- PROBLEM STATEMENT: Check each line below for the word "Company" and give the number of lines that have it, nothing more.

=== EXTRACTED RECORDS ===

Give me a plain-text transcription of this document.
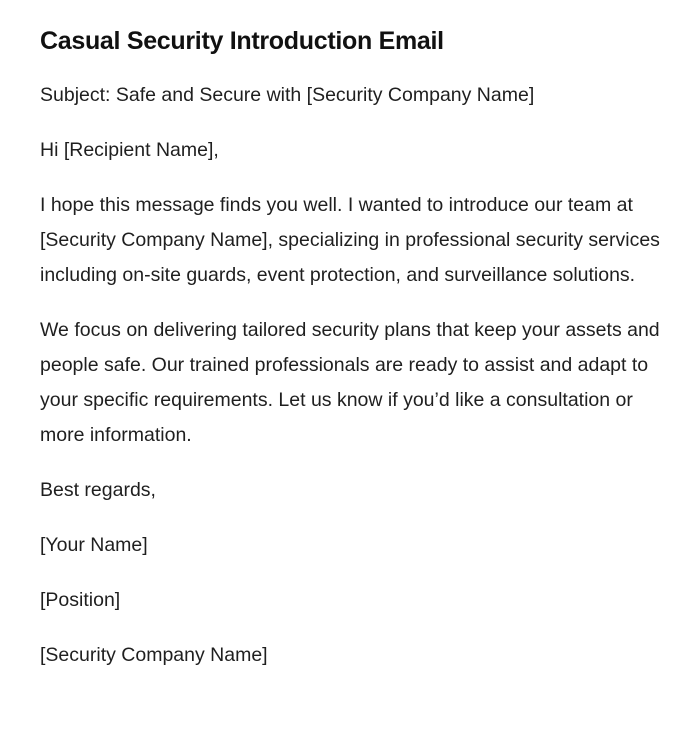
Casual Security Introduction Email

Subject: Safe and Secure with [Security Company Name]

Hi [Recipient Name],

I hope this message finds you well. I wanted to introduce our team at [Security Company Name], specializing in professional security services including on-site guards, event protection, and surveillance solutions.

We focus on delivering tailored security plans that keep your assets and people safe. Our trained professionals are ready to assist and adapt to your specific requirements. Let us know if you’d like a consultation or more information.

Best regards,

[Your Name]

[Position]

[Security Company Name]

===

- SOLUTION FOR THIS TASK: 3